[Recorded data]
- - -

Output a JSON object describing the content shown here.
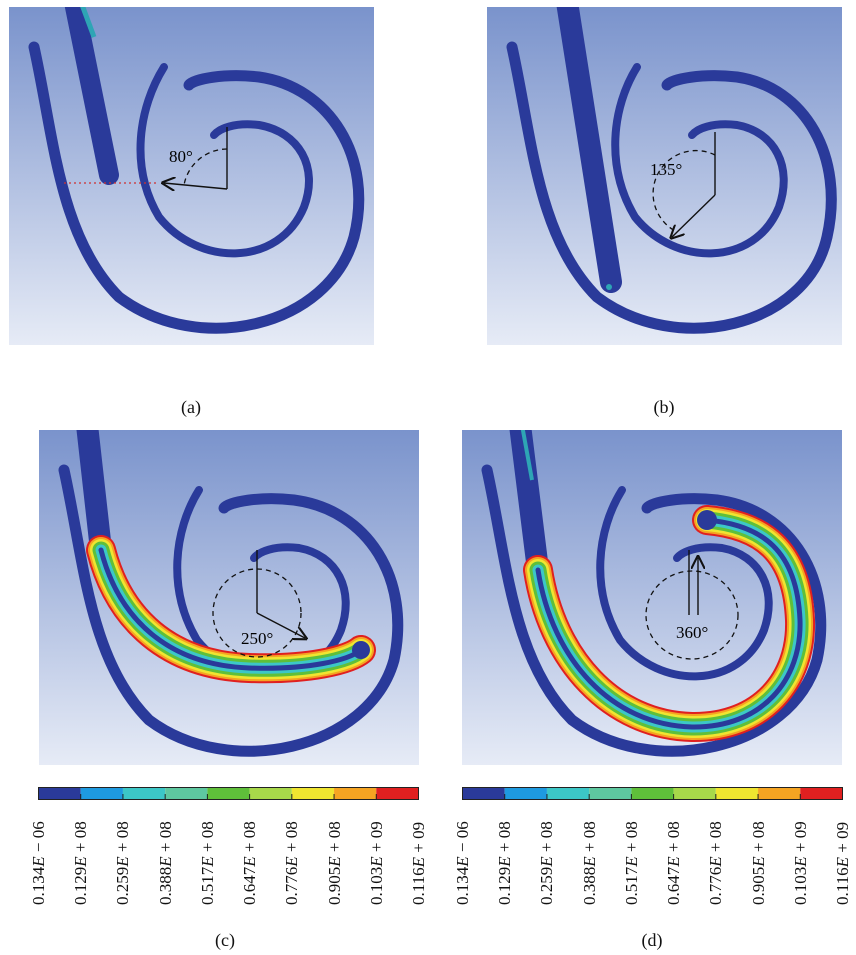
{
  "panels": [
    {
      "id": "a",
      "label": "(a)",
      "angle": "80°"
    },
    {
      "id": "b",
      "label": "(b)",
      "angle": "135°"
    },
    {
      "id": "c",
      "label": "(c)",
      "angle": "250°"
    },
    {
      "id": "d",
      "label": "(d)",
      "angle": "360°"
    }
  ],
  "colorbar": {
    "colors": [
      "#2a3a9a",
      "#1e9ae0",
      "#3cc7c7",
      "#5ec8a0",
      "#5fbf3a",
      "#a8d84a",
      "#f0e530",
      "#f5a422",
      "#e02020"
    ],
    "ticks": [
      {
        "mant": "0.134",
        "exp": "− 06"
      },
      {
        "mant": "0.129",
        "exp": "+ 08"
      },
      {
        "mant": "0.259",
        "exp": "+ 08"
      },
      {
        "mant": "0.388",
        "exp": "+ 08"
      },
      {
        "mant": "0.517",
        "exp": "+ 08"
      },
      {
        "mant": "0.647",
        "exp": "+ 08"
      },
      {
        "mant": "0.776",
        "exp": "+ 08"
      },
      {
        "mant": "0.905",
        "exp": "+ 08"
      },
      {
        "mant": "0.103",
        "exp": "+ 09"
      },
      {
        "mant": "0.116",
        "exp": "+ 09"
      }
    ]
  }
}
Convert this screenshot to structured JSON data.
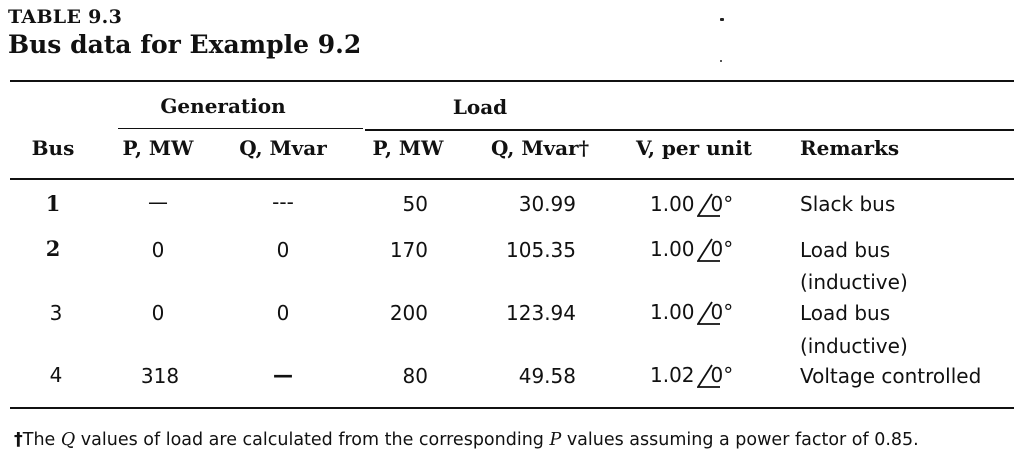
{
  "caption": {
    "label": "TABLE 9.3",
    "title": "Bus data for Example 9.2"
  },
  "headers": {
    "group_generation": "Generation",
    "group_load": "Load",
    "bus": "Bus",
    "gen_p": "P, MW",
    "gen_q": "Q, Mvar",
    "load_p": "P, MW",
    "load_q": "Q, Mvar†",
    "voltage": "V, per unit",
    "remarks": "Remarks"
  },
  "rows": [
    {
      "bus": "1",
      "gen_p": "—",
      "gen_q": "---",
      "load_p": "50",
      "load_q": "30.99",
      "v_mag": "1.00",
      "v_angle": "0°",
      "remarks_1": "Slack bus",
      "remarks_2": ""
    },
    {
      "bus": "2",
      "gen_p": "0",
      "gen_q": "0",
      "load_p": "170",
      "load_q": "105.35",
      "v_mag": "1.00",
      "v_angle": "0°",
      "remarks_1": "Load bus",
      "remarks_2": "(inductive)"
    },
    {
      "bus": "3",
      "gen_p": "0",
      "gen_q": "0",
      "load_p": "200",
      "load_q": "123.94",
      "v_mag": "1.00",
      "v_angle": "0°",
      "remarks_1": "Load bus",
      "remarks_2": "(inductive)"
    },
    {
      "bus": "4",
      "gen_p": "318",
      "gen_q": "—",
      "load_p": "80",
      "load_q": "49.58",
      "v_mag": "1.02",
      "v_angle": "0°",
      "remarks_1": "Voltage controlled",
      "remarks_2": ""
    }
  ],
  "footnote": {
    "mark": "†",
    "part1": "The ",
    "q_symbol": "Q",
    "part2": " values of load are calculated from the corresponding ",
    "p_symbol": "P",
    "part3": " values assuming a power factor of 0.85."
  }
}
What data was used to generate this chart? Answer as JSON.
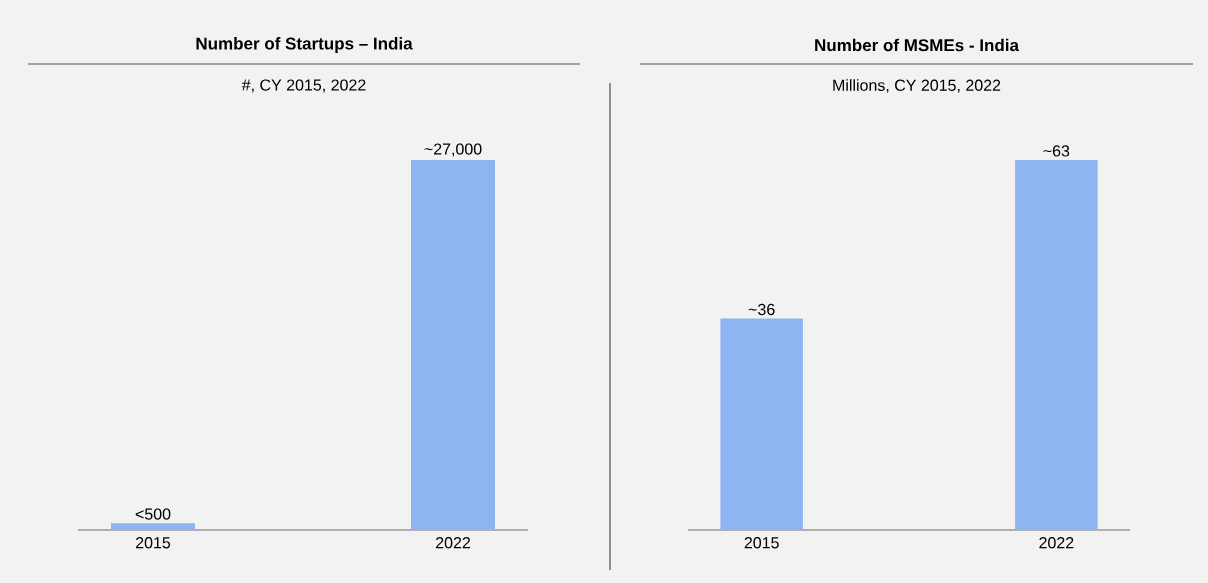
{
  "chart_data": [
    {
      "type": "bar",
      "title": "Number of Startups – India",
      "subtitle": "#,  CY 2015, 2022",
      "categories": [
        "2015",
        "2022"
      ],
      "values": [
        500,
        27000
      ],
      "value_labels": [
        "<500",
        "~27,000"
      ],
      "color": "#8fb4f2"
    },
    {
      "type": "bar",
      "title": "Number of MSMEs - India",
      "subtitle": "Millions,  CY 2015,  2022",
      "categories": [
        "2015",
        "2022"
      ],
      "values": [
        36,
        63
      ],
      "value_labels": [
        "~36",
        "~63"
      ],
      "color": "#8fb4f2"
    }
  ]
}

- - -

▸ **WHAT YOU WILL DO**: Extract, word for word, every line from the one holding "What data was" through the closing line of the data above. Do not include any pictures.

▸ **RESULT FOR THIS EXERCISE**:
What data was used to generate this chart? Answer as JSON.
{
  "chart_data": [
    {
      "type": "bar",
      "title": "Number of Startups – India",
      "subtitle": "#,  CY 2015, 2022",
      "categories": [
        "2015",
        "2022"
      ],
      "values": [
        500,
        27000
      ],
      "value_labels": [
        "<500",
        "~27,000"
      ],
      "color": "#8fb4f2"
    },
    {
      "type": "bar",
      "title": "Number of MSMEs - India",
      "subtitle": "Millions,  CY 2015,  2022",
      "categories": [
        "2015",
        "2022"
      ],
      "values": [
        36,
        63
      ],
      "value_labels": [
        "~36",
        "~63"
      ],
      "color": "#8fb4f2"
    }
  ]
}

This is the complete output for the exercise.